SET EXERCISE —
Wherever a line holds the word "University", copy that line out.

(Saved entries)
——————————
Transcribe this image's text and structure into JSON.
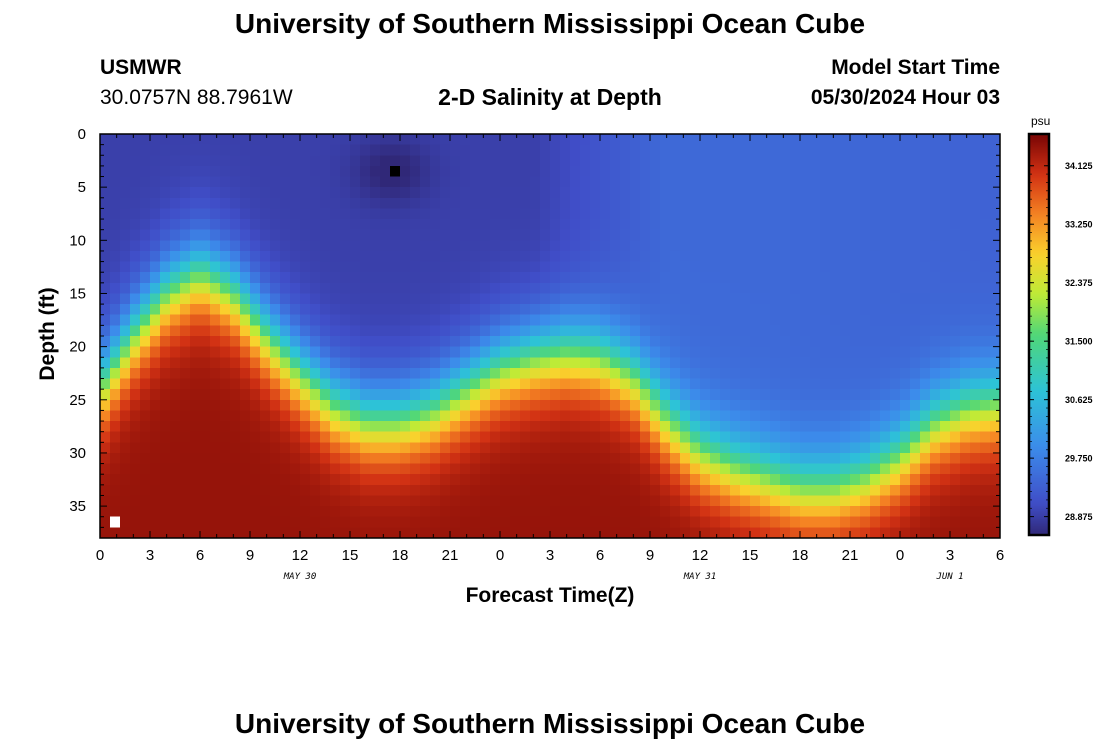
{
  "header": {
    "title_top": "University of Southern Mississippi Ocean Cube",
    "title_bottom": "University of Southern Mississippi Ocean Cube",
    "station": "USMWR",
    "coords": "30.0757N  88.7961W",
    "plot_title": "2-D Salinity at Depth",
    "start_label": "Model Start Time",
    "start_value": "05/30/2024 Hour 03"
  },
  "chart_data": {
    "type": "heatmap",
    "title": "2-D Salinity at Depth",
    "xlabel": "Forecast Time(Z)",
    "ylabel": "Depth (ft)",
    "x_ticks": [
      "0",
      "3",
      "6",
      "9",
      "12",
      "15",
      "18",
      "21",
      "0",
      "3",
      "6",
      "9",
      "12",
      "15",
      "18",
      "21",
      "0",
      "3",
      "6"
    ],
    "x_dates": [
      "MAY 30",
      "MAY 31",
      "JUN 1"
    ],
    "y_ticks": [
      "0",
      "5",
      "10",
      "15",
      "20",
      "25",
      "30",
      "35"
    ],
    "xlim": [
      0,
      54
    ],
    "ylim": [
      0,
      38
    ],
    "colorbar": {
      "unit": "psu",
      "ticks": [
        "34.125",
        "33.250",
        "32.375",
        "31.500",
        "30.625",
        "29.750",
        "28.875"
      ],
      "range": [
        28.6,
        34.6
      ]
    },
    "halocline_depth_ft": [
      [
        0,
        24
      ],
      [
        2,
        19
      ],
      [
        4,
        15
      ],
      [
        6,
        13
      ],
      [
        8,
        15
      ],
      [
        10,
        19
      ],
      [
        12,
        22.5
      ],
      [
        14,
        25.5
      ],
      [
        16,
        27
      ],
      [
        18,
        27
      ],
      [
        20,
        26
      ],
      [
        22,
        24
      ],
      [
        24,
        22
      ],
      [
        26,
        21
      ],
      [
        28,
        20.5
      ],
      [
        30,
        21
      ],
      [
        32,
        23
      ],
      [
        34,
        27
      ],
      [
        36,
        30
      ],
      [
        38,
        31.5
      ],
      [
        40,
        32.5
      ],
      [
        42,
        33.5
      ],
      [
        44,
        33.5
      ],
      [
        46,
        32.5
      ],
      [
        48,
        30.5
      ],
      [
        50,
        27.5
      ],
      [
        52,
        26
      ],
      [
        54,
        25.5
      ]
    ],
    "bottom_salinity_psu": 34.4,
    "surface_salinity_psu": 28.9
  }
}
——————————
IN RESPONSE —
    "title_top": "University of Southern Mississippi Ocean Cube",
    "title_bottom": "University of Southern Mississippi Ocean Cube",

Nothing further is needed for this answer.